## Dataset content
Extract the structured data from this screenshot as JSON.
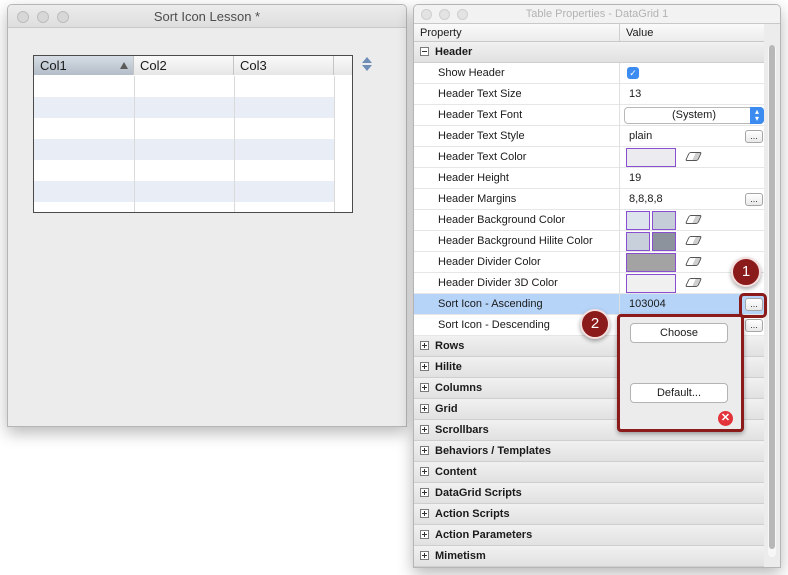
{
  "left_window": {
    "title": "Sort Icon Lesson *"
  },
  "grid": {
    "columns": [
      "Col1",
      "Col2",
      "Col3"
    ]
  },
  "right_window": {
    "title": "Table Properties - DataGrid 1",
    "column_headers": {
      "property": "Property",
      "value": "Value"
    }
  },
  "header_group": {
    "label": "Header"
  },
  "props": {
    "show_header": "Show Header",
    "header_text_size": "Header Text Size",
    "header_text_font": "Header Text Font",
    "header_text_style": "Header Text Style",
    "header_text_color": "Header Text Color",
    "header_height": "Header Height",
    "header_margins": "Header Margins",
    "header_bg_color": "Header Background Color",
    "header_bg_hilite_color": "Header Background Hilite Color",
    "header_divider_color": "Header Divider Color",
    "header_divider_3d_color": "Header Divider 3D Color",
    "sort_icon_ascending": "Sort Icon - Ascending",
    "sort_icon_descending": "Sort Icon - Descending"
  },
  "values": {
    "header_text_size": "13",
    "header_text_font": "(System)",
    "header_text_style": "plain",
    "header_height": "19",
    "header_margins": "8,8,8,8",
    "sort_icon_ascending": "103004"
  },
  "buttons": {
    "ellipsis": "..."
  },
  "groups": [
    "Rows",
    "Hilite",
    "Columns",
    "Grid",
    "Scrollbars",
    "Behaviors / Templates",
    "Content",
    "DataGrid Scripts",
    "Action Scripts",
    "Action Parameters",
    "Mimetism"
  ],
  "popover": {
    "choose": "Choose",
    "default": "Default..."
  },
  "callouts": {
    "one": "1",
    "two": "2"
  },
  "colors": {
    "accent": "#3b8bf0",
    "selection": "#b6d4f8",
    "callout": "#8b1a1a",
    "swatch_border": "#8a4fd0"
  }
}
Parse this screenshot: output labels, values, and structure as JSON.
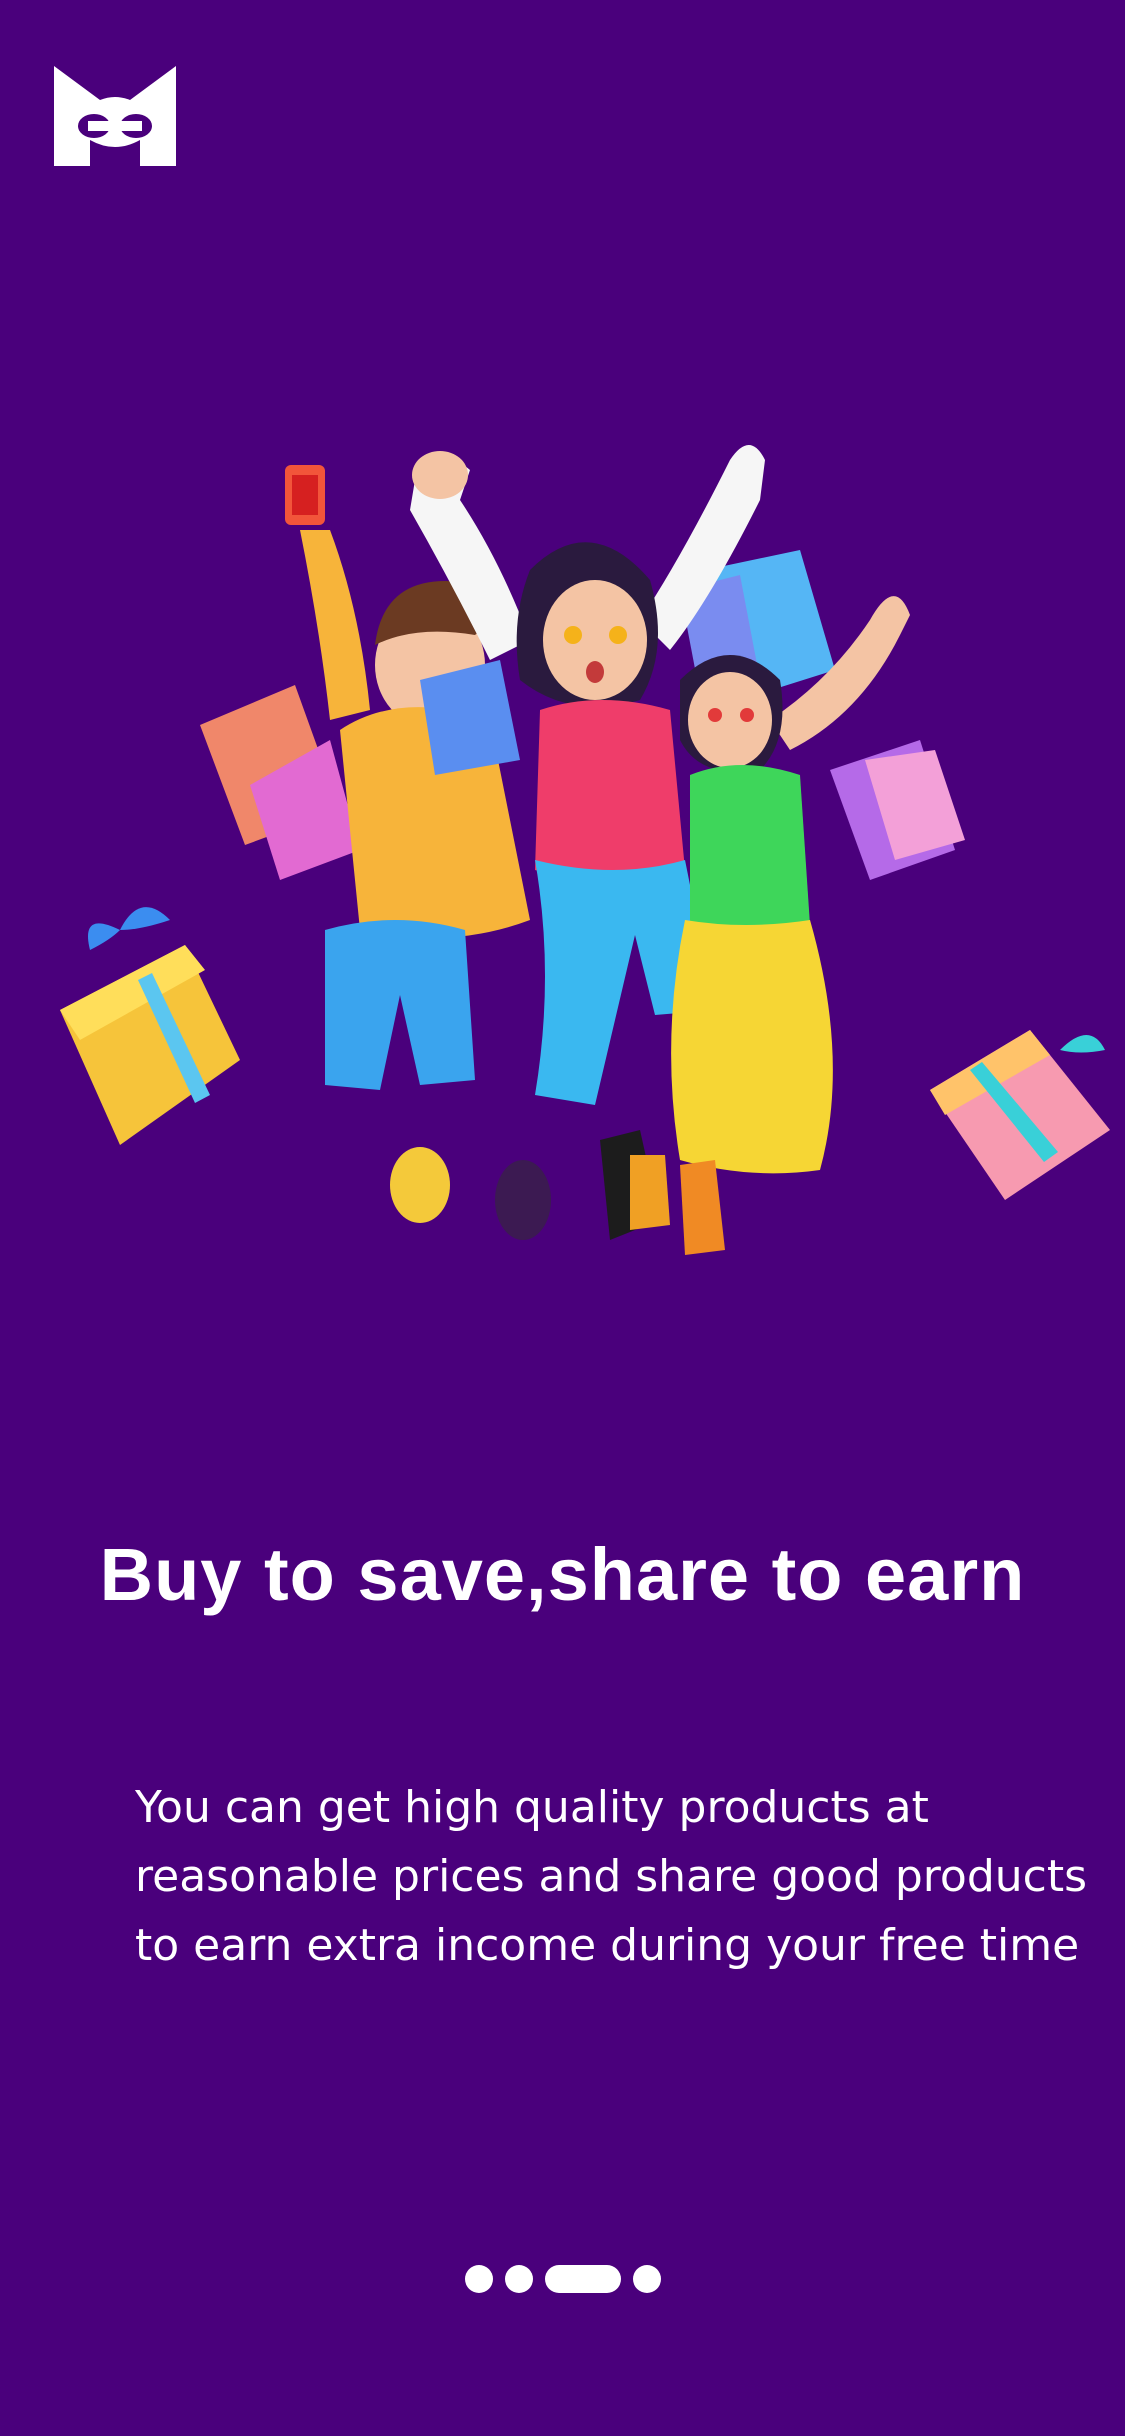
{
  "brand": {
    "logo_icon": "mask-logo-icon"
  },
  "hero": {
    "illustration": "people-celebrating-shopping-illustration"
  },
  "onboarding": {
    "headline": "Buy to save,share to earn",
    "description": "You can get high quality products at reasonable prices and share good products to earn extra income during your free time"
  },
  "pagination": {
    "total_pages": 4,
    "current_page": 3
  },
  "colors": {
    "background": "#4a007c",
    "text": "#ffffff"
  }
}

## Directions for this task
Count the lines of these entries that hold the string "Divider", and give only that number.

## Output of the task
2